** EXERCISE **
Scan the records below. List lines holding "University".

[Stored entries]
--- begin ---

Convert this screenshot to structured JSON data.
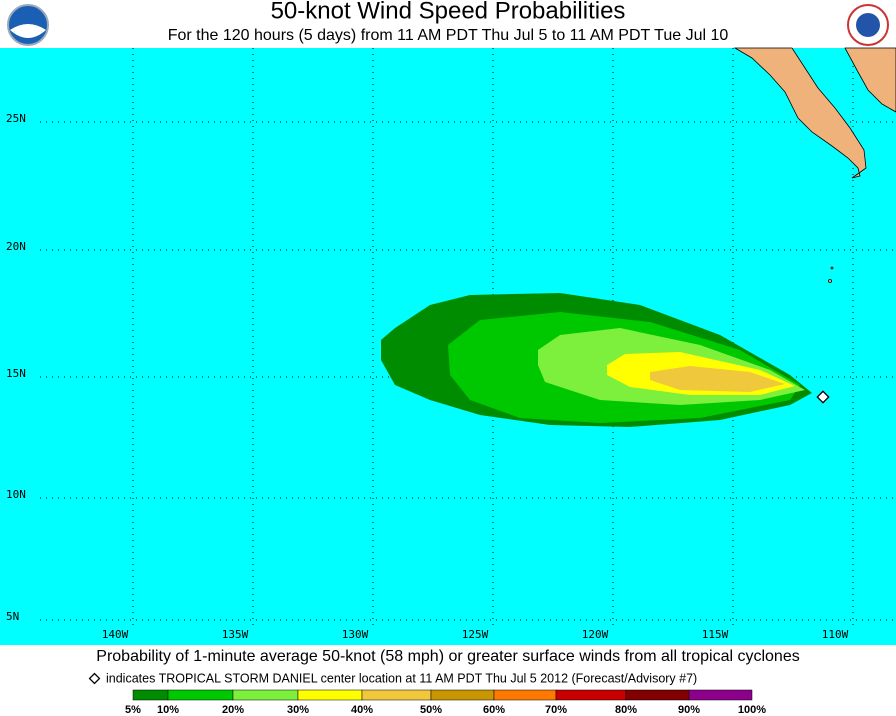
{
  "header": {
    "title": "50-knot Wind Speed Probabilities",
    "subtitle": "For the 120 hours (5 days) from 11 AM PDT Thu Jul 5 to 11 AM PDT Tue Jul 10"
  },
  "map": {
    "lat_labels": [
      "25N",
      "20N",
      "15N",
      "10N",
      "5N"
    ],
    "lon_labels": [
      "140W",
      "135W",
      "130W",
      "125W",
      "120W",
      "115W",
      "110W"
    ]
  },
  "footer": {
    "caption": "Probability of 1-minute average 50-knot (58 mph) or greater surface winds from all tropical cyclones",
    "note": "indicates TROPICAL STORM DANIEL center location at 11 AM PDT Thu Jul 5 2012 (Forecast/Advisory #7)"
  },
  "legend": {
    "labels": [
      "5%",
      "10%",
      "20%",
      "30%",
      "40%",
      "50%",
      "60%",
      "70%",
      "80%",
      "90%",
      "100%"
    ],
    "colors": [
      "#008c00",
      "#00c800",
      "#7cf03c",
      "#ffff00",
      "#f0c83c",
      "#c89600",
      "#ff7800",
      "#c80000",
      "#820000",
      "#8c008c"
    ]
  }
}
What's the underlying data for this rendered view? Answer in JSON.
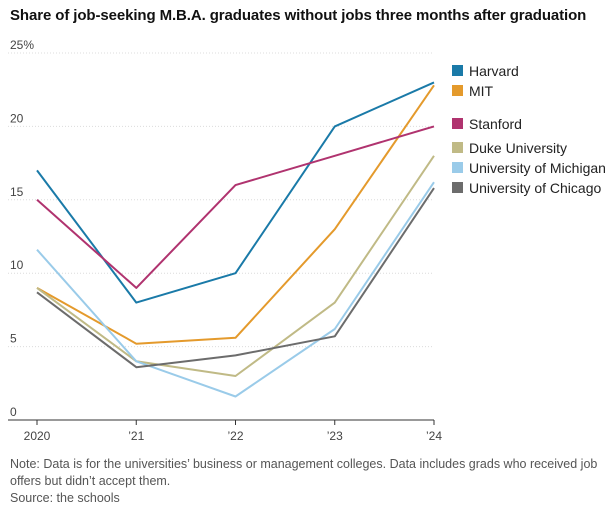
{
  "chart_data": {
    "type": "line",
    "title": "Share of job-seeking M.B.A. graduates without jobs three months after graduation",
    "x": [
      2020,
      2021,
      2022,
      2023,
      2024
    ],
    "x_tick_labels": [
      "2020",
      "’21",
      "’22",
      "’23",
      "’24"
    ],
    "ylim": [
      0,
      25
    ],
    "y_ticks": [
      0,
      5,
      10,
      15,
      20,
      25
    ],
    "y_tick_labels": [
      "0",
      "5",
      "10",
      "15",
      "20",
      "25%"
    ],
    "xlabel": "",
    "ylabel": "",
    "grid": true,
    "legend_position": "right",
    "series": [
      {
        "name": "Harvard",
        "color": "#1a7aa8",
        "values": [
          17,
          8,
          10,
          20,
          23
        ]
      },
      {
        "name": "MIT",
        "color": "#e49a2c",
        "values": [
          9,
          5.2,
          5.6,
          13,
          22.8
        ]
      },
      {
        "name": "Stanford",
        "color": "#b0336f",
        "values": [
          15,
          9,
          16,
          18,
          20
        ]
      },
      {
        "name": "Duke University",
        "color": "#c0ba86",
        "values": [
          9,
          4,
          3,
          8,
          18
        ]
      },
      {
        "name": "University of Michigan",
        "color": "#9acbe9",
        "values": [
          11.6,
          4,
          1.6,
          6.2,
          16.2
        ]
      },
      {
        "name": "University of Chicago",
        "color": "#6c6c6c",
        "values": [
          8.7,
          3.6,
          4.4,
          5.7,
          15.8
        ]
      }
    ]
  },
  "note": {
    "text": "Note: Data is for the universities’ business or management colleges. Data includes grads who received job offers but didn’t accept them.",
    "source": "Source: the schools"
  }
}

--- end ---

** REPLY **
        "name": "Duke University",
        "name": "University of Michigan",
        "name": "University of Chicago",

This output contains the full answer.